-- Supplied entries --
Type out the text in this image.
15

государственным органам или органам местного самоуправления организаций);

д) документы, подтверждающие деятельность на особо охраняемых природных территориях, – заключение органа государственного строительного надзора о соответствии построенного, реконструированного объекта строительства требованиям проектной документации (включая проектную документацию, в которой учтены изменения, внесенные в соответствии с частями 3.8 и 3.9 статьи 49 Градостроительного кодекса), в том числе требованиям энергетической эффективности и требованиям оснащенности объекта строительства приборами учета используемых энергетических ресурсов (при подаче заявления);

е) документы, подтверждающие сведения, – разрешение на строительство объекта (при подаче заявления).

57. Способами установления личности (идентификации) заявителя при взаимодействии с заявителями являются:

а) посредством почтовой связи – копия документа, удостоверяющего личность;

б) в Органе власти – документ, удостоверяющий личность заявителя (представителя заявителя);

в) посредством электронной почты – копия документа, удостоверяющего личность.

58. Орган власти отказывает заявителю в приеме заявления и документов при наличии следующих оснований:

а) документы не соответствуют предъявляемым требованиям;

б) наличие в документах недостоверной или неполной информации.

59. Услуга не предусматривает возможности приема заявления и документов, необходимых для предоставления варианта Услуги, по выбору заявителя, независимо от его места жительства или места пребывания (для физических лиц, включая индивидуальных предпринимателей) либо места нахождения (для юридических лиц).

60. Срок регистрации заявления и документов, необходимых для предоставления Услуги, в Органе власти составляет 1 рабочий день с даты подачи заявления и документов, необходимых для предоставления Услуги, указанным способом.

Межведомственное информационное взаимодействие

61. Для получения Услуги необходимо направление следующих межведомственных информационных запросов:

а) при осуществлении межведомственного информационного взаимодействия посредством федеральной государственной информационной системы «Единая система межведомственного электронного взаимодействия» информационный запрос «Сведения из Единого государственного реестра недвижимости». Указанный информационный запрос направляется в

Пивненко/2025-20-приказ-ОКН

-- Objective --
Whenever "документов" turns up in a line, pick that line out.

-- Exercise response --
58. Орган власти отказывает заявителю в приеме заявления и документов при наличии следующих оснований:
59. Услуга не предусматривает возможности приема заявления и документов, необходимых для предоставления варианта Услуги, по выбору заявителя, независимо от его места жительства или места пребывания (для физических лиц, включая индивидуальных предпринимателей) либо места нахождения (для юридических лиц).
60. Срок регистрации заявления и документов, необходимых для предоставления Услуги, в Органе власти составляет 1 рабочий день с даты подачи заявления и документов, необходимых для предоставления Услуги, указанным способом.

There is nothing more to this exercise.